Reproduce the data exactly and drop any pictures it holds.

Exercise input —
-- begin --

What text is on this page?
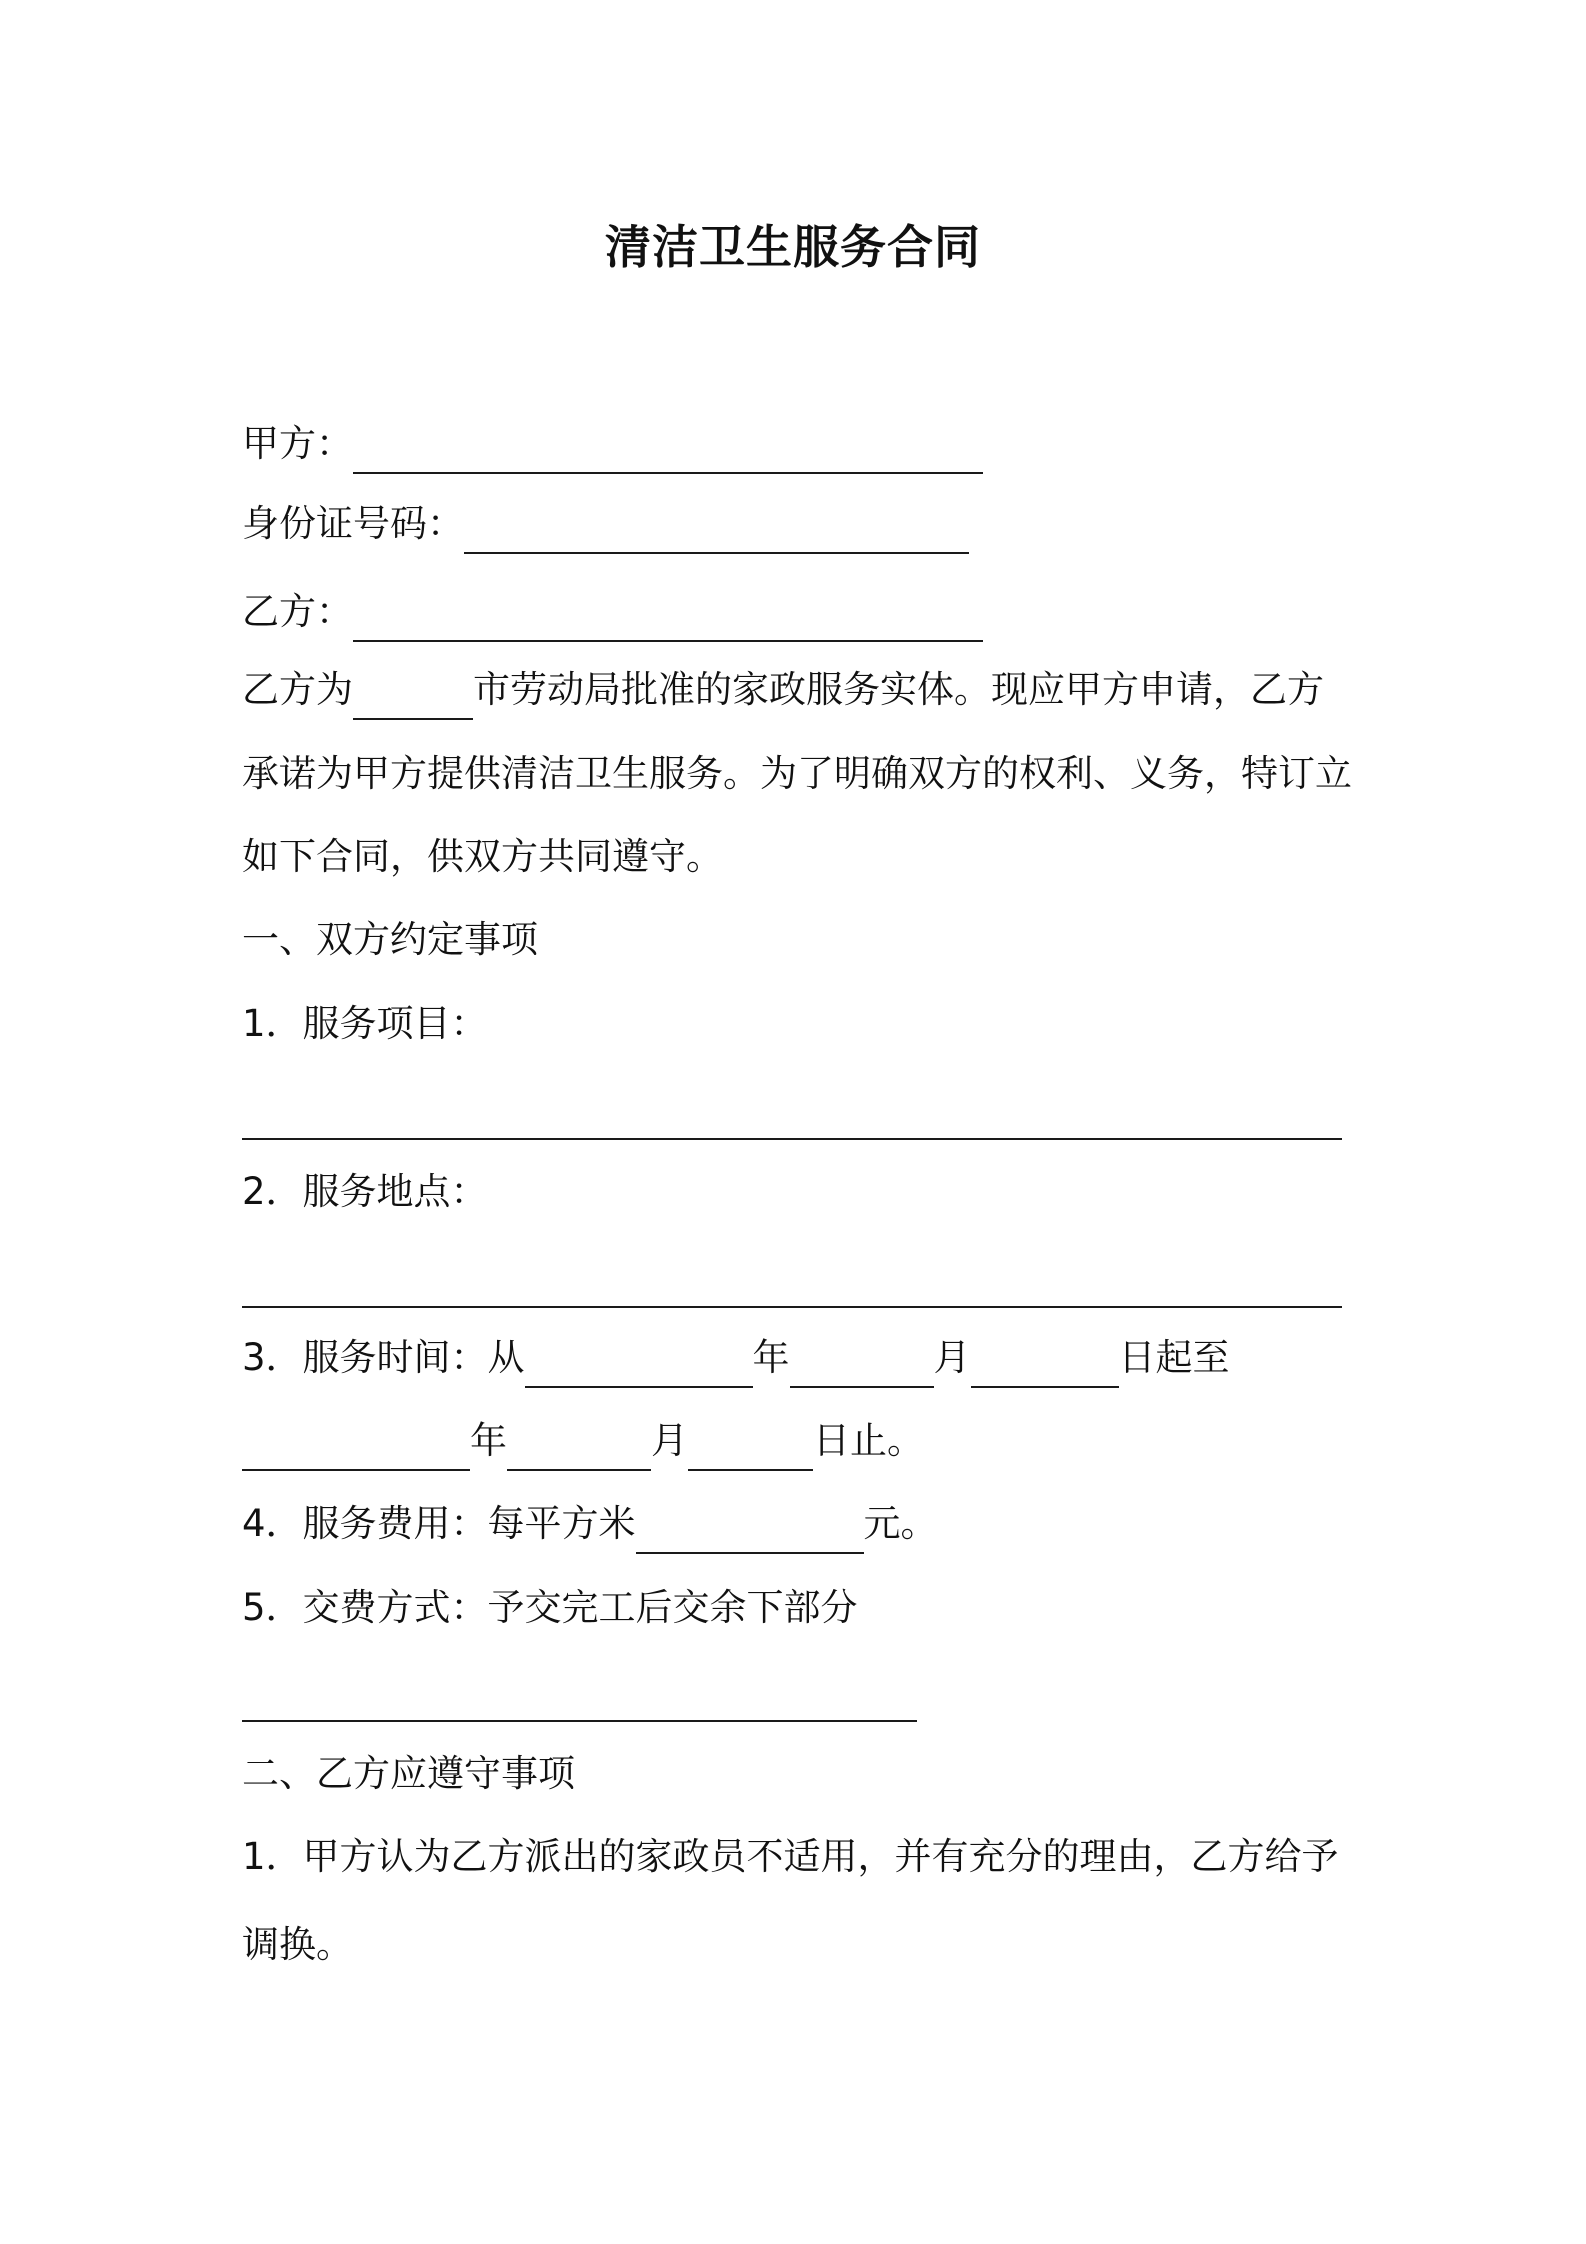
清洁卫生服务合同

甲方：

身份证号码：

乙方：

乙方为	市劳动局批准的家政服务实体。现应甲方申请，乙方

承诺为甲方提供清洁卫生服务。为了明确双方的权利、义务，特订立

如下合同，供双方共同遵守。

一、双方约定事项

1．服务项目：

2．服务地点：

3．服务时间：从	年	月	日起至

年	月	日止。

4．服务费用：每平方米	元。

5．交费方式：予交完工后交余下部分

二、乙方应遵守事项

1．甲方认为乙方派出的家政员不适用，并有充分的理由，乙方给予

调换。
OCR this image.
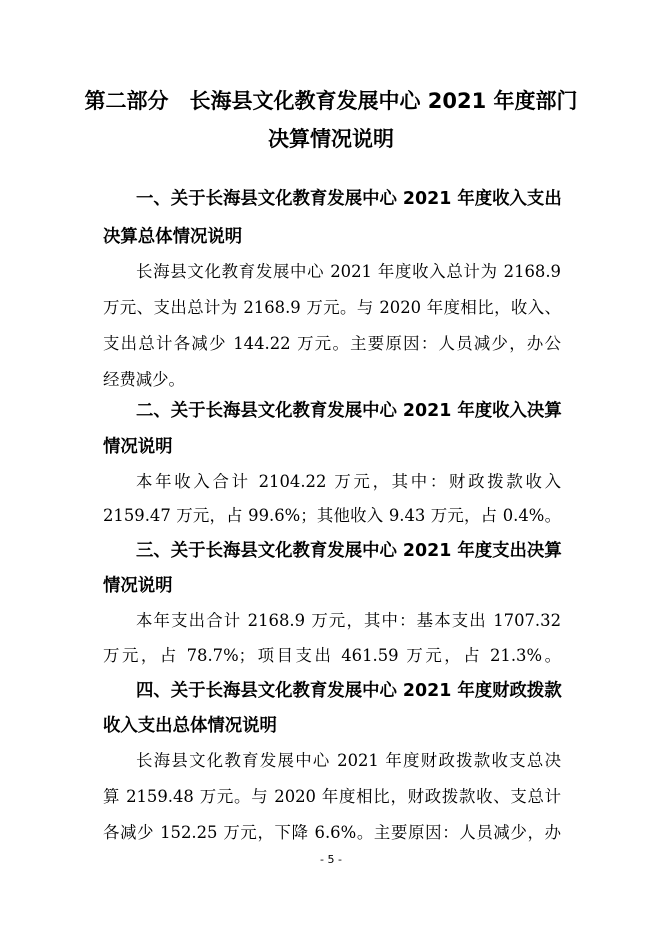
第二部分　长海县文化教育发展中心 2021 年度部门
决算情况说明
一、关于长海县文化教育发展中心 2021 年度收入支出
决算总体情况说明
长海县文化教育发展中心 2021 年度收入总计为 2168.9
万元、支出总计为 2168.9 万元。与 2020 年度相比，收入、
支出总计各减少 144.22 万元。主要原因：人员减少，办公
经费减少。
二、关于长海县文化教育发展中心 2021 年度收入决算
情况说明
本年收入合计 2104.22 万元，其中：财政拨款收入
2159.47 万元，占 99.6%；其他收入 9.43 万元，占 0.4%。
三、关于长海县文化教育发展中心 2021 年度支出决算
情况说明
本年支出合计 2168.9 万元，其中：基本支出 1707.32
万元，占 78.7%；项目支出 461.59 万元，占 21.3%。
四、关于长海县文化教育发展中心 2021 年度财政拨款
收入支出总体情况说明
长海县文化教育发展中心 2021 年度财政拨款收支总决
算 2159.48 万元。与 2020 年度相比，财政拨款收、支总计
各减少 152.25 万元，下降 6.6%。主要原因：人员减少，办
- 5 -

-- end --

Result for this task —
What text is on this page?
清洁卫生服务合同

甲方：

身份证号码：

乙方：

乙方为	市劳动局批准的家政服务实体。现应甲方申请，乙方

承诺为甲方提供清洁卫生服务。为了明确双方的权利、义务，特订立

如下合同，供双方共同遵守。

一、双方约定事项

1．服务项目：

2．服务地点：

3．服务时间：从	年	月	日起至

年	月	日止。

4．服务费用：每平方米	元。

5．交费方式：予交完工后交余下部分

二、乙方应遵守事项

1．甲方认为乙方派出的家政员不适用，并有充分的理由，乙方给予

调换。
OCR this image.
第二部分　长海县文化教育发展中心 2021 年度部门
决算情况说明
一、关于长海县文化教育发展中心 2021 年度收入支出
决算总体情况说明
长海县文化教育发展中心 2021 年度收入总计为 2168.9
万元、支出总计为 2168.9 万元。与 2020 年度相比，收入、
支出总计各减少 144.22 万元。主要原因：人员减少，办公
经费减少。
二、关于长海县文化教育发展中心 2021 年度收入决算
情况说明
本年收入合计 2104.22 万元，其中：财政拨款收入
2159.47 万元，占 99.6%；其他收入 9.43 万元，占 0.4%。
三、关于长海县文化教育发展中心 2021 年度支出决算
情况说明
本年支出合计 2168.9 万元，其中：基本支出 1707.32
万元，占 78.7%；项目支出 461.59 万元，占 21.3%。
四、关于长海县文化教育发展中心 2021 年度财政拨款
收入支出总体情况说明
长海县文化教育发展中心 2021 年度财政拨款收支总决
算 2159.48 万元。与 2020 年度相比，财政拨款收、支总计
各减少 152.25 万元，下降 6.6%。主要原因：人员减少，办
- 5 -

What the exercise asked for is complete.